● Exercise brief: Please print, character for character, the lines that begin with the one containing "arctangent-label: Arctangent curve" and end with the one containing "high-frequency-label: High-frequency asymptote, −20", including both of those lines.

— BEGIN Provided information —

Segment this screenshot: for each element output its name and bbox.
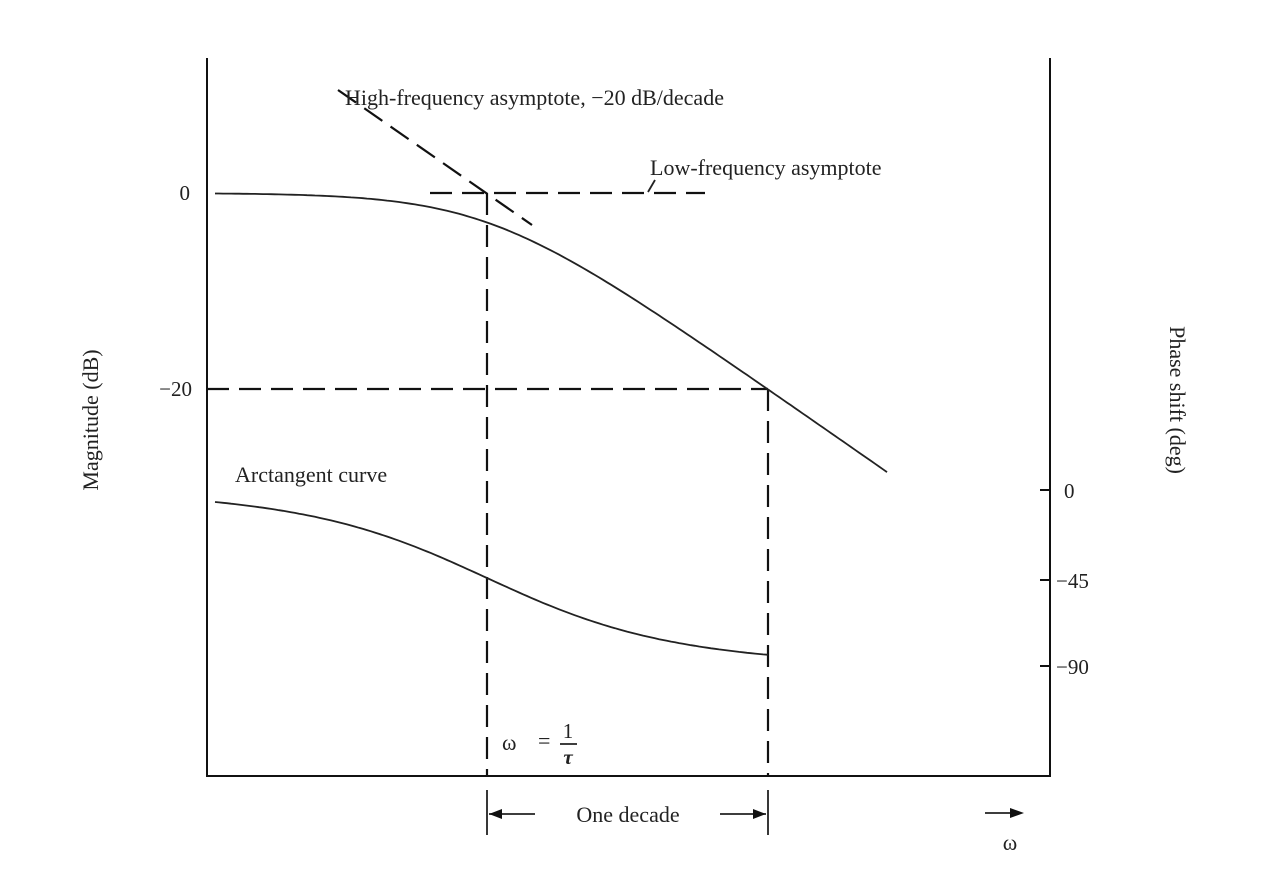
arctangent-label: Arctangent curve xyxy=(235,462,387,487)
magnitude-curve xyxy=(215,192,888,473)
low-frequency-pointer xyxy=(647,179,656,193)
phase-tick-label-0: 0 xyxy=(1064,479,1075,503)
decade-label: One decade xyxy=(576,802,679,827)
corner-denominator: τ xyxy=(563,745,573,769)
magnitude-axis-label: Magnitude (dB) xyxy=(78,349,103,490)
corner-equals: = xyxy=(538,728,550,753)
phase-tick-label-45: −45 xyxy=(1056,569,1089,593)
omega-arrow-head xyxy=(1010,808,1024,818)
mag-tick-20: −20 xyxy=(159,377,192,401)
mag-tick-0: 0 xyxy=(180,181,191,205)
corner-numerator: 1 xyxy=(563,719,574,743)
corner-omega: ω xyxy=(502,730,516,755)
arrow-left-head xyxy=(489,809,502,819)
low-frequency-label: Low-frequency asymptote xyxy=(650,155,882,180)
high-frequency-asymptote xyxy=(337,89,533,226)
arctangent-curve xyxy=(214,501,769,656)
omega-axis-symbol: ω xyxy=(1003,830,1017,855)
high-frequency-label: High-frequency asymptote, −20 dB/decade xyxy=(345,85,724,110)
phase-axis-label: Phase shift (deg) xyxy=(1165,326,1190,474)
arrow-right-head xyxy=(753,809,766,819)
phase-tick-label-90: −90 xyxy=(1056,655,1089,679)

— END Provided information —

● Worked solution:
arctangent-label: Arctangent curve xyxy=(235,462,387,487)
magnitude-curve xyxy=(215,192,888,473)
low-frequency-pointer xyxy=(647,179,656,193)
phase-tick-label-0: 0 xyxy=(1064,479,1075,503)
decade-label: One decade xyxy=(576,802,679,827)
corner-denominator: τ xyxy=(563,745,573,769)
magnitude-axis-label: Magnitude (dB) xyxy=(78,349,103,490)
corner-equals: = xyxy=(538,728,550,753)
phase-tick-label-45: −45 xyxy=(1056,569,1089,593)
omega-arrow-head xyxy=(1010,808,1024,818)
mag-tick-20: −20 xyxy=(159,377,192,401)
mag-tick-0: 0 xyxy=(180,181,191,205)
corner-numerator: 1 xyxy=(563,719,574,743)
corner-omega: ω xyxy=(502,730,516,755)
arrow-left-head xyxy=(489,809,502,819)
low-frequency-label: Low-frequency asymptote xyxy=(650,155,882,180)
high-frequency-asymptote xyxy=(337,89,533,226)
arctangent-curve xyxy=(214,501,769,656)
omega-axis-symbol: ω xyxy=(1003,830,1017,855)
high-frequency-label: High-frequency asymptote, −20 dB/decade xyxy=(345,85,724,110)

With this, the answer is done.